- _WRITTEN TASK_:
Every line of the records below should be restated exactly.

- _Figure record extracts_:
— BEGIN —
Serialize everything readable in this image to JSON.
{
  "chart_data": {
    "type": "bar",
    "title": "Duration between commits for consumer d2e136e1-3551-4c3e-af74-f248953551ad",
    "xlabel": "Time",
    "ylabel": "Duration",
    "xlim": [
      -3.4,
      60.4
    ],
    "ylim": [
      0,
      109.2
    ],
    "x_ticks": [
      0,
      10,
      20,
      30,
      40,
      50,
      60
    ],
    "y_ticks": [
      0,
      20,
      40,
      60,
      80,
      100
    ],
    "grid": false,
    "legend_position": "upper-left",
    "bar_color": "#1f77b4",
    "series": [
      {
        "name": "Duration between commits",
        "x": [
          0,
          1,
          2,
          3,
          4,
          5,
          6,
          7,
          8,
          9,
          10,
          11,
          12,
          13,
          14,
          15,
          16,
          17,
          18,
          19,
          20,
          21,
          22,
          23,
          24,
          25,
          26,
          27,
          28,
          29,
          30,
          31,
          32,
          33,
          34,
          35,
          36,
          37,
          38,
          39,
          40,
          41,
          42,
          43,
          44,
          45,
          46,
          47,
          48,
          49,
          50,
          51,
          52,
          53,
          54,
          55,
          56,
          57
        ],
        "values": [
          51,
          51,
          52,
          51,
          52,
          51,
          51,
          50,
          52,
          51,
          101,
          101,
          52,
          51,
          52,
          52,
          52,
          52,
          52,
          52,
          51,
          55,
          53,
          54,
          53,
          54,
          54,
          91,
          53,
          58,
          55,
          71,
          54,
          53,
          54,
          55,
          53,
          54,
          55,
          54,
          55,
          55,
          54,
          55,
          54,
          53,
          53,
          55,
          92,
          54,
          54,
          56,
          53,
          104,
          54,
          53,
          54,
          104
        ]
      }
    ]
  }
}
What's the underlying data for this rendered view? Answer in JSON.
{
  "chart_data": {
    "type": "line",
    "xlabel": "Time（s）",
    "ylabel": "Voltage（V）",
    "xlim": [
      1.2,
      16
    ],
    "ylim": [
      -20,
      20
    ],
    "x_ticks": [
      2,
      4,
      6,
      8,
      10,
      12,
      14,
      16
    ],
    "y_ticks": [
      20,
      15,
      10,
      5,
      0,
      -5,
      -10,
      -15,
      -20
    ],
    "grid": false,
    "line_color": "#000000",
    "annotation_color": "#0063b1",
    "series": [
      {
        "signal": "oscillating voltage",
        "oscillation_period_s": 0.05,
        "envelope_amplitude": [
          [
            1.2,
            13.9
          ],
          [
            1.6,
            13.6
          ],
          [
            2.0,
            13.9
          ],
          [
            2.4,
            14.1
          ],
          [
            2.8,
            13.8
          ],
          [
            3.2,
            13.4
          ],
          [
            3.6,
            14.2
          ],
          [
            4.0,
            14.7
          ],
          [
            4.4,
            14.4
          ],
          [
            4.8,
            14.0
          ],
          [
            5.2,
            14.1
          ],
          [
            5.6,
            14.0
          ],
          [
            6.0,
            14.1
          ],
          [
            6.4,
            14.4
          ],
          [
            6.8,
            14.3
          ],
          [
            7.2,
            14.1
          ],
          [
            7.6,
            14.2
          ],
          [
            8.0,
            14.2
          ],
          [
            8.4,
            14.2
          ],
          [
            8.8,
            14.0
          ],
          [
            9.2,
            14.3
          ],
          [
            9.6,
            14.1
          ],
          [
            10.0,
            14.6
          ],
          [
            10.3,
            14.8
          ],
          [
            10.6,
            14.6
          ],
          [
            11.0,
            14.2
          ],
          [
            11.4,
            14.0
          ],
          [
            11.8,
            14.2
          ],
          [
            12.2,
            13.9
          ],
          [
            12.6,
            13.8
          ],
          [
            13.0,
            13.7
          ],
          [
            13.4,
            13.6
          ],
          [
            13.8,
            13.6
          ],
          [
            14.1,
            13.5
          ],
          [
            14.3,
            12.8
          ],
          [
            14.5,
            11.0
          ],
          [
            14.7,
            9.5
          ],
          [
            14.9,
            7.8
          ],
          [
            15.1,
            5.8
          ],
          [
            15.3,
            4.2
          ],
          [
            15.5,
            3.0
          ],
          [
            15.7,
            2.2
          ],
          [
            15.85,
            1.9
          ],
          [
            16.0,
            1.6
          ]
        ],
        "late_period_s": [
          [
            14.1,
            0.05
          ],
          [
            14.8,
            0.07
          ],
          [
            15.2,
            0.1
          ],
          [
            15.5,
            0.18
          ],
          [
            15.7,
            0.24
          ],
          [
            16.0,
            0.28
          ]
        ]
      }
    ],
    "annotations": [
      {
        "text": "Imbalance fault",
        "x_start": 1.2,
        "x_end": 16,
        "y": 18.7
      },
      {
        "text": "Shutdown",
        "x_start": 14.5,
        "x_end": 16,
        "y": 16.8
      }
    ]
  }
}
— END —
- _FULL RESPONSE_:
Serialize everything readable in this image to JSON.
{
  "chart_data": {
    "type": "bar",
    "title": "Duration between commits for consumer d2e136e1-3551-4c3e-af74-f248953551ad",
    "xlabel": "Time",
    "ylabel": "Duration",
    "xlim": [
      -3.4,
      60.4
    ],
    "ylim": [
      0,
      109.2
    ],
    "x_ticks": [
      0,
      10,
      20,
      30,
      40,
      50,
      60
    ],
    "y_ticks": [
      0,
      20,
      40,
      60,
      80,
      100
    ],
    "grid": false,
    "legend_position": "upper-left",
    "bar_color": "#1f77b4",
    "series": [
      {
        "name": "Duration between commits",
        "x": [
          0,
          1,
          2,
          3,
          4,
          5,
          6,
          7,
          8,
          9,
          10,
          11,
          12,
          13,
          14,
          15,
          16,
          17,
          18,
          19,
          20,
          21,
          22,
          23,
          24,
          25,
          26,
          27,
          28,
          29,
          30,
          31,
          32,
          33,
          34,
          35,
          36,
          37,
          38,
          39,
          40,
          41,
          42,
          43,
          44,
          45,
          46,
          47,
          48,
          49,
          50,
          51,
          52,
          53,
          54,
          55,
          56,
          57
        ],
        "values": [
          51,
          51,
          52,
          51,
          52,
          51,
          51,
          50,
          52,
          51,
          101,
          101,
          52,
          51,
          52,
          52,
          52,
          52,
          52,
          52,
          51,
          55,
          53,
          54,
          53,
          54,
          54,
          91,
          53,
          58,
          55,
          71,
          54,
          53,
          54,
          55,
          53,
          54,
          55,
          54,
          55,
          55,
          54,
          55,
          54,
          53,
          53,
          55,
          92,
          54,
          54,
          56,
          53,
          104,
          54,
          53,
          54,
          104
        ]
      }
    ]
  }
}
What's the underlying data for this rendered view? Answer in JSON.
{
  "chart_data": {
    "type": "line",
    "xlabel": "Time（s）",
    "ylabel": "Voltage（V）",
    "xlim": [
      1.2,
      16
    ],
    "ylim": [
      -20,
      20
    ],
    "x_ticks": [
      2,
      4,
      6,
      8,
      10,
      12,
      14,
      16
    ],
    "y_ticks": [
      20,
      15,
      10,
      5,
      0,
      -5,
      -10,
      -15,
      -20
    ],
    "grid": false,
    "line_color": "#000000",
    "annotation_color": "#0063b1",
    "series": [
      {
        "signal": "oscillating voltage",
        "oscillation_period_s": 0.05,
        "envelope_amplitude": [
          [
            1.2,
            13.9
          ],
          [
            1.6,
            13.6
          ],
          [
            2.0,
            13.9
          ],
          [
            2.4,
            14.1
          ],
          [
            2.8,
            13.8
          ],
          [
            3.2,
            13.4
          ],
          [
            3.6,
            14.2
          ],
          [
            4.0,
            14.7
          ],
          [
            4.4,
            14.4
          ],
          [
            4.8,
            14.0
          ],
          [
            5.2,
            14.1
          ],
          [
            5.6,
            14.0
          ],
          [
            6.0,
            14.1
          ],
          [
            6.4,
            14.4
          ],
          [
            6.8,
            14.3
          ],
          [
            7.2,
            14.1
          ],
          [
            7.6,
            14.2
          ],
          [
            8.0,
            14.2
          ],
          [
            8.4,
            14.2
          ],
          [
            8.8,
            14.0
          ],
          [
            9.2,
            14.3
          ],
          [
            9.6,
            14.1
          ],
          [
            10.0,
            14.6
          ],
          [
            10.3,
            14.8
          ],
          [
            10.6,
            14.6
          ],
          [
            11.0,
            14.2
          ],
          [
            11.4,
            14.0
          ],
          [
            11.8,
            14.2
          ],
          [
            12.2,
            13.9
          ],
          [
            12.6,
            13.8
          ],
          [
            13.0,
            13.7
          ],
          [
            13.4,
            13.6
          ],
          [
            13.8,
            13.6
          ],
          [
            14.1,
            13.5
          ],
          [
            14.3,
            12.8
          ],
          [
            14.5,
            11.0
          ],
          [
            14.7,
            9.5
          ],
          [
            14.9,
            7.8
          ],
          [
            15.1,
            5.8
          ],
          [
            15.3,
            4.2
          ],
          [
            15.5,
            3.0
          ],
          [
            15.7,
            2.2
          ],
          [
            15.85,
            1.9
          ],
          [
            16.0,
            1.6
          ]
        ],
        "late_period_s": [
          [
            14.1,
            0.05
          ],
          [
            14.8,
            0.07
          ],
          [
            15.2,
            0.1
          ],
          [
            15.5,
            0.18
          ],
          [
            15.7,
            0.24
          ],
          [
            16.0,
            0.28
          ]
        ]
      }
    ],
    "annotations": [
      {
        "text": "Imbalance fault",
        "x_start": 1.2,
        "x_end": 16,
        "y": 18.7
      },
      {
        "text": "Shutdown",
        "x_start": 14.5,
        "x_end": 16,
        "y": 16.8
      }
    ]
  }
}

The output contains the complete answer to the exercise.